# start of Exercise inputs

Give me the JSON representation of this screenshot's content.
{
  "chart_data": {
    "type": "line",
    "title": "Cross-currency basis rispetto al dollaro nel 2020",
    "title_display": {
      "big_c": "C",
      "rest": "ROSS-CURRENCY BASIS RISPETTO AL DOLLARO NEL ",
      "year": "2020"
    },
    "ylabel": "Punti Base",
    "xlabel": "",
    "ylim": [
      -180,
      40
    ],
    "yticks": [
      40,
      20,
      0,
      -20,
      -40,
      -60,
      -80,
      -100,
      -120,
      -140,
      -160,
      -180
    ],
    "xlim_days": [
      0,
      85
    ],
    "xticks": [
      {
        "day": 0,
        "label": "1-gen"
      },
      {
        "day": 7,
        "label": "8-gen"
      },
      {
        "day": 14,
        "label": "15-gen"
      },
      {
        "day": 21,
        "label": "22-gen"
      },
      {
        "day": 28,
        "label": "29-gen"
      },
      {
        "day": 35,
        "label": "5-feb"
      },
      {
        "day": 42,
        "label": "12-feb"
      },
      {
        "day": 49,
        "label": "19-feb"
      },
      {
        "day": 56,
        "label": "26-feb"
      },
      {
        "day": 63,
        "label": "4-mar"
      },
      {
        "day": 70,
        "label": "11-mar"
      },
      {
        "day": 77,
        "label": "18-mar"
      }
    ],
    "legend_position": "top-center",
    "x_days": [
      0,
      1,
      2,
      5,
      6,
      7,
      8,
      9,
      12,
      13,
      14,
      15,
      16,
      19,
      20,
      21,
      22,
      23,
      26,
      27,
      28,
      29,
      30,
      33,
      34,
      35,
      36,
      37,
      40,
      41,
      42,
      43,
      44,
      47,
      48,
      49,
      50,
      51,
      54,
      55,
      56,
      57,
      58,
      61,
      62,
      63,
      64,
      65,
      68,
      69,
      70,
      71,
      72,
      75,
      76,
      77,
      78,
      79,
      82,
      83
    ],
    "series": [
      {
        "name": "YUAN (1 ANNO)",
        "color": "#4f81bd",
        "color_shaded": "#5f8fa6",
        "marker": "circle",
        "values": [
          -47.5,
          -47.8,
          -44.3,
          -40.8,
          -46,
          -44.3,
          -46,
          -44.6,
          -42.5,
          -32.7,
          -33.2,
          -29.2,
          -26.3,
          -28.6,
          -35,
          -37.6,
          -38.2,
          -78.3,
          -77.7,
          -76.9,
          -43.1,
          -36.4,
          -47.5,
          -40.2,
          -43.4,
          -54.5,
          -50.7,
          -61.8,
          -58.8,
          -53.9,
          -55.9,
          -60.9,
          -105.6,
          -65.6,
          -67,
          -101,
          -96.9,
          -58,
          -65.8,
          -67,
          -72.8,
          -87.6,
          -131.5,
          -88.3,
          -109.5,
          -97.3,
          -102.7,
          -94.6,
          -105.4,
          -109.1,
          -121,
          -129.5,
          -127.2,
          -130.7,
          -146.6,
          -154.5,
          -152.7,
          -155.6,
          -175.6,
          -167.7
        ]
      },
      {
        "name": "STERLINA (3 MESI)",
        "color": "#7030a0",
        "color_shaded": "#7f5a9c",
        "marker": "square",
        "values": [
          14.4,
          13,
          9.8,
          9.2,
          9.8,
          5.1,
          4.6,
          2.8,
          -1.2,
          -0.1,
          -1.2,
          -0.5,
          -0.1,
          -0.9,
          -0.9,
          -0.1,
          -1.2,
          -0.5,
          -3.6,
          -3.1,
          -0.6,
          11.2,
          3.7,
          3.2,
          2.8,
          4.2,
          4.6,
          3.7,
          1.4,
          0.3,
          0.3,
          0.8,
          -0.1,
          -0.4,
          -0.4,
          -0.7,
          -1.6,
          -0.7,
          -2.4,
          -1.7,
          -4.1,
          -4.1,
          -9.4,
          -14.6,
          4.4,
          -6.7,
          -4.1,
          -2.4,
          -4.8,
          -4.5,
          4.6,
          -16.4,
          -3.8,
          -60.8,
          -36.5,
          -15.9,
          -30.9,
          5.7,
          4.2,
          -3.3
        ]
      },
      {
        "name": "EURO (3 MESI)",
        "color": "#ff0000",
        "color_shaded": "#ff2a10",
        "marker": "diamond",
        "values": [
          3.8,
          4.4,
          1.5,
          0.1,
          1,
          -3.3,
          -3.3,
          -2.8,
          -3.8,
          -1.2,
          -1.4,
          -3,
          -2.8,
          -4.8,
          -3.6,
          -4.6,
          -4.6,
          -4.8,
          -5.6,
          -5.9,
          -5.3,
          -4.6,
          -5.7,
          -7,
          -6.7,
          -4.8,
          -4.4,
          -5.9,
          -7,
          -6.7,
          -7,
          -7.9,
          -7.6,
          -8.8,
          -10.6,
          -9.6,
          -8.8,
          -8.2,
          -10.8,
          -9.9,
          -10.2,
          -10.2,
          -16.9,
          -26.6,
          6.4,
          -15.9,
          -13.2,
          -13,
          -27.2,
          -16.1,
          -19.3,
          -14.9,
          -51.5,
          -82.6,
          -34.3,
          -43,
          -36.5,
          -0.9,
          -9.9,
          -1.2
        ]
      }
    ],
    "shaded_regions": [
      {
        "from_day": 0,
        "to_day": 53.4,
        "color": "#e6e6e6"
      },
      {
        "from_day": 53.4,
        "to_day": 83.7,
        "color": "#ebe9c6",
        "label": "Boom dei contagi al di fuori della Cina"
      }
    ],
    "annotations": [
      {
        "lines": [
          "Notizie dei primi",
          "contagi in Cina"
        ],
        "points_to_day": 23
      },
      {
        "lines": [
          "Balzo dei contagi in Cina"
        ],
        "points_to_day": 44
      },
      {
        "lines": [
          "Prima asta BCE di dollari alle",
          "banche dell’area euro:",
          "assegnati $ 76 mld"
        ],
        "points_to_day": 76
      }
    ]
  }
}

# end of Exercise inputs

** Aim **
Print out every entry, keeping each one exact.

** Solution **
Give me the JSON representation of this screenshot's content.
{
  "chart_data": {
    "type": "line",
    "title": "Cross-currency basis rispetto al dollaro nel 2020",
    "title_display": {
      "big_c": "C",
      "rest": "ROSS-CURRENCY BASIS RISPETTO AL DOLLARO NEL ",
      "year": "2020"
    },
    "ylabel": "Punti Base",
    "xlabel": "",
    "ylim": [
      -180,
      40
    ],
    "yticks": [
      40,
      20,
      0,
      -20,
      -40,
      -60,
      -80,
      -100,
      -120,
      -140,
      -160,
      -180
    ],
    "xlim_days": [
      0,
      85
    ],
    "xticks": [
      {
        "day": 0,
        "label": "1-gen"
      },
      {
        "day": 7,
        "label": "8-gen"
      },
      {
        "day": 14,
        "label": "15-gen"
      },
      {
        "day": 21,
        "label": "22-gen"
      },
      {
        "day": 28,
        "label": "29-gen"
      },
      {
        "day": 35,
        "label": "5-feb"
      },
      {
        "day": 42,
        "label": "12-feb"
      },
      {
        "day": 49,
        "label": "19-feb"
      },
      {
        "day": 56,
        "label": "26-feb"
      },
      {
        "day": 63,
        "label": "4-mar"
      },
      {
        "day": 70,
        "label": "11-mar"
      },
      {
        "day": 77,
        "label": "18-mar"
      }
    ],
    "legend_position": "top-center",
    "x_days": [
      0,
      1,
      2,
      5,
      6,
      7,
      8,
      9,
      12,
      13,
      14,
      15,
      16,
      19,
      20,
      21,
      22,
      23,
      26,
      27,
      28,
      29,
      30,
      33,
      34,
      35,
      36,
      37,
      40,
      41,
      42,
      43,
      44,
      47,
      48,
      49,
      50,
      51,
      54,
      55,
      56,
      57,
      58,
      61,
      62,
      63,
      64,
      65,
      68,
      69,
      70,
      71,
      72,
      75,
      76,
      77,
      78,
      79,
      82,
      83
    ],
    "series": [
      {
        "name": "YUAN (1 ANNO)",
        "color": "#4f81bd",
        "color_shaded": "#5f8fa6",
        "marker": "circle",
        "values": [
          -47.5,
          -47.8,
          -44.3,
          -40.8,
          -46,
          -44.3,
          -46,
          -44.6,
          -42.5,
          -32.7,
          -33.2,
          -29.2,
          -26.3,
          -28.6,
          -35,
          -37.6,
          -38.2,
          -78.3,
          -77.7,
          -76.9,
          -43.1,
          -36.4,
          -47.5,
          -40.2,
          -43.4,
          -54.5,
          -50.7,
          -61.8,
          -58.8,
          -53.9,
          -55.9,
          -60.9,
          -105.6,
          -65.6,
          -67,
          -101,
          -96.9,
          -58,
          -65.8,
          -67,
          -72.8,
          -87.6,
          -131.5,
          -88.3,
          -109.5,
          -97.3,
          -102.7,
          -94.6,
          -105.4,
          -109.1,
          -121,
          -129.5,
          -127.2,
          -130.7,
          -146.6,
          -154.5,
          -152.7,
          -155.6,
          -175.6,
          -167.7
        ]
      },
      {
        "name": "STERLINA (3 MESI)",
        "color": "#7030a0",
        "color_shaded": "#7f5a9c",
        "marker": "square",
        "values": [
          14.4,
          13,
          9.8,
          9.2,
          9.8,
          5.1,
          4.6,
          2.8,
          -1.2,
          -0.1,
          -1.2,
          -0.5,
          -0.1,
          -0.9,
          -0.9,
          -0.1,
          -1.2,
          -0.5,
          -3.6,
          -3.1,
          -0.6,
          11.2,
          3.7,
          3.2,
          2.8,
          4.2,
          4.6,
          3.7,
          1.4,
          0.3,
          0.3,
          0.8,
          -0.1,
          -0.4,
          -0.4,
          -0.7,
          -1.6,
          -0.7,
          -2.4,
          -1.7,
          -4.1,
          -4.1,
          -9.4,
          -14.6,
          4.4,
          -6.7,
          -4.1,
          -2.4,
          -4.8,
          -4.5,
          4.6,
          -16.4,
          -3.8,
          -60.8,
          -36.5,
          -15.9,
          -30.9,
          5.7,
          4.2,
          -3.3
        ]
      },
      {
        "name": "EURO (3 MESI)",
        "color": "#ff0000",
        "color_shaded": "#ff2a10",
        "marker": "diamond",
        "values": [
          3.8,
          4.4,
          1.5,
          0.1,
          1,
          -3.3,
          -3.3,
          -2.8,
          -3.8,
          -1.2,
          -1.4,
          -3,
          -2.8,
          -4.8,
          -3.6,
          -4.6,
          -4.6,
          -4.8,
          -5.6,
          -5.9,
          -5.3,
          -4.6,
          -5.7,
          -7,
          -6.7,
          -4.8,
          -4.4,
          -5.9,
          -7,
          -6.7,
          -7,
          -7.9,
          -7.6,
          -8.8,
          -10.6,
          -9.6,
          -8.8,
          -8.2,
          -10.8,
          -9.9,
          -10.2,
          -10.2,
          -16.9,
          -26.6,
          6.4,
          -15.9,
          -13.2,
          -13,
          -27.2,
          -16.1,
          -19.3,
          -14.9,
          -51.5,
          -82.6,
          -34.3,
          -43,
          -36.5,
          -0.9,
          -9.9,
          -1.2
        ]
      }
    ],
    "shaded_regions": [
      {
        "from_day": 0,
        "to_day": 53.4,
        "color": "#e6e6e6"
      },
      {
        "from_day": 53.4,
        "to_day": 83.7,
        "color": "#ebe9c6",
        "label": "Boom dei contagi al di fuori della Cina"
      }
    ],
    "annotations": [
      {
        "lines": [
          "Notizie dei primi",
          "contagi in Cina"
        ],
        "points_to_day": 23
      },
      {
        "lines": [
          "Balzo dei contagi in Cina"
        ],
        "points_to_day": 44
      },
      {
        "lines": [
          "Prima asta BCE di dollari alle",
          "banche dell’area euro:",
          "assegnati $ 76 mld"
        ],
        "points_to_day": 76
      }
    ]
  }
}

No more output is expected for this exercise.